Exercise brief >> Find every line in the records below that holds the word "this" and copy it.

-- START Input material --

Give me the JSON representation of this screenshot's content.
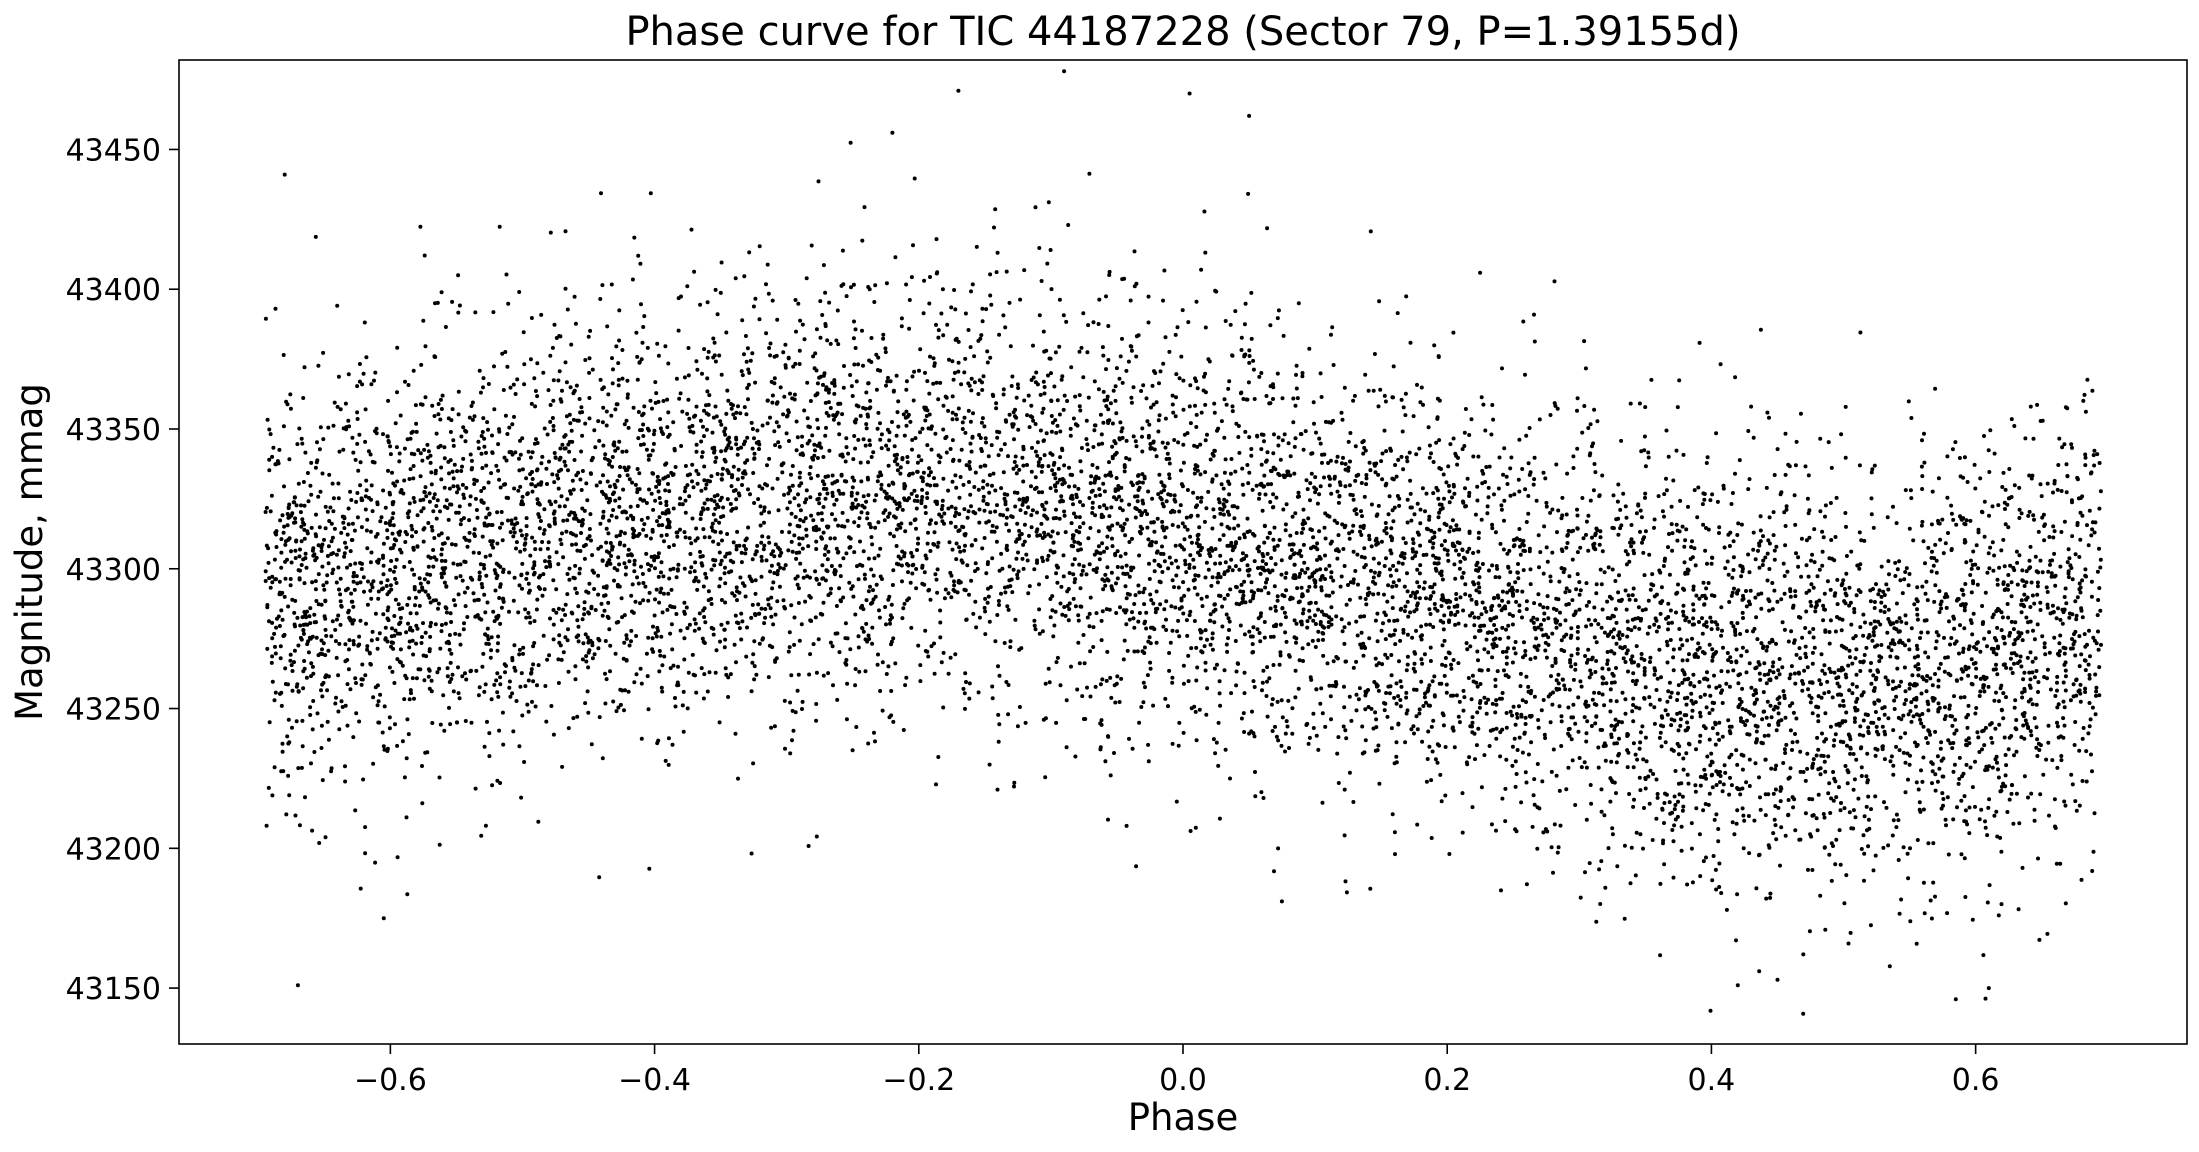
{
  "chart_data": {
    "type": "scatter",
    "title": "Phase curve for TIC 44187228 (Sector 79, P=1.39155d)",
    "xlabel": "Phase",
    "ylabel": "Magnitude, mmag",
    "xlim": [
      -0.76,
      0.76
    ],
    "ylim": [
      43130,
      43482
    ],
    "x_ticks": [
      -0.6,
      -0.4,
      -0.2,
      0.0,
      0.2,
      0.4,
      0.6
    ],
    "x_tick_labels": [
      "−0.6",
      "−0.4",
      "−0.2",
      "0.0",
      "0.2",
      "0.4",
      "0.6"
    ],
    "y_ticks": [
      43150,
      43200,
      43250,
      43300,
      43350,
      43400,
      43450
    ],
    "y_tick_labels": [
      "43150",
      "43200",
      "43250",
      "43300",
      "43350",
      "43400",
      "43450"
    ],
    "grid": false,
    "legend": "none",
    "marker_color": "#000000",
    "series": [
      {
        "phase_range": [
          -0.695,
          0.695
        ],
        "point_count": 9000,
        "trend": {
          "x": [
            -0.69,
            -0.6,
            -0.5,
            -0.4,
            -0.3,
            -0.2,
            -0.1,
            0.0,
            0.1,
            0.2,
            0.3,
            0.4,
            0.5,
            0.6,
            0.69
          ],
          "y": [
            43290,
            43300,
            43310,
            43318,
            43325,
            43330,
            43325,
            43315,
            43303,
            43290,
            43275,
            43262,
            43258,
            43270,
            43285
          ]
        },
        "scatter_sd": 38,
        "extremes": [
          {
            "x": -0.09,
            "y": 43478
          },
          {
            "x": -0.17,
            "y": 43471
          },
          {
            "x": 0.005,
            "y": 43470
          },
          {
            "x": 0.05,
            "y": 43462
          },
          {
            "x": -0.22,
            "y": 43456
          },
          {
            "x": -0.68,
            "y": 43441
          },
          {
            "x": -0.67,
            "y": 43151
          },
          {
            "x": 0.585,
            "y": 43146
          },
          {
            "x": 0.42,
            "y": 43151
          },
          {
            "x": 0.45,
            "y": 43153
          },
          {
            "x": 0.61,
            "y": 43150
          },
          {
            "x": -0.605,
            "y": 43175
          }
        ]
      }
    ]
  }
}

-- END Input material --
-- START Input material --

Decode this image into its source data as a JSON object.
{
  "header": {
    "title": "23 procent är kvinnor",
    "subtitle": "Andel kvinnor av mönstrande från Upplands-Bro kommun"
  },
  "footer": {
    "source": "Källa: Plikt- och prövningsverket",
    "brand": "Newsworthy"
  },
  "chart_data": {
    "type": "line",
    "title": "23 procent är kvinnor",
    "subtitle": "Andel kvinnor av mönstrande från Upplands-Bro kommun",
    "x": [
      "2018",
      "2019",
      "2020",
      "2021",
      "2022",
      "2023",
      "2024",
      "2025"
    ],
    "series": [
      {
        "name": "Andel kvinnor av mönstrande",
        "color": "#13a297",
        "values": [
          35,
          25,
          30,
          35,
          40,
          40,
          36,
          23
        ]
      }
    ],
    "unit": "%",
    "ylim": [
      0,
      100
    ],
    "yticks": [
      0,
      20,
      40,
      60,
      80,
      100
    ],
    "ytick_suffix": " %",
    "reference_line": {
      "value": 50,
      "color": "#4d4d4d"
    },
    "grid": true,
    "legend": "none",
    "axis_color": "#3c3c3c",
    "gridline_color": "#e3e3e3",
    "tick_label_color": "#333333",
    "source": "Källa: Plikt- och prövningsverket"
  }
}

-- END Input material --

Response >>
Give me the JSON representation of this screenshot's content.
Decode this image into its source data as a JSON object.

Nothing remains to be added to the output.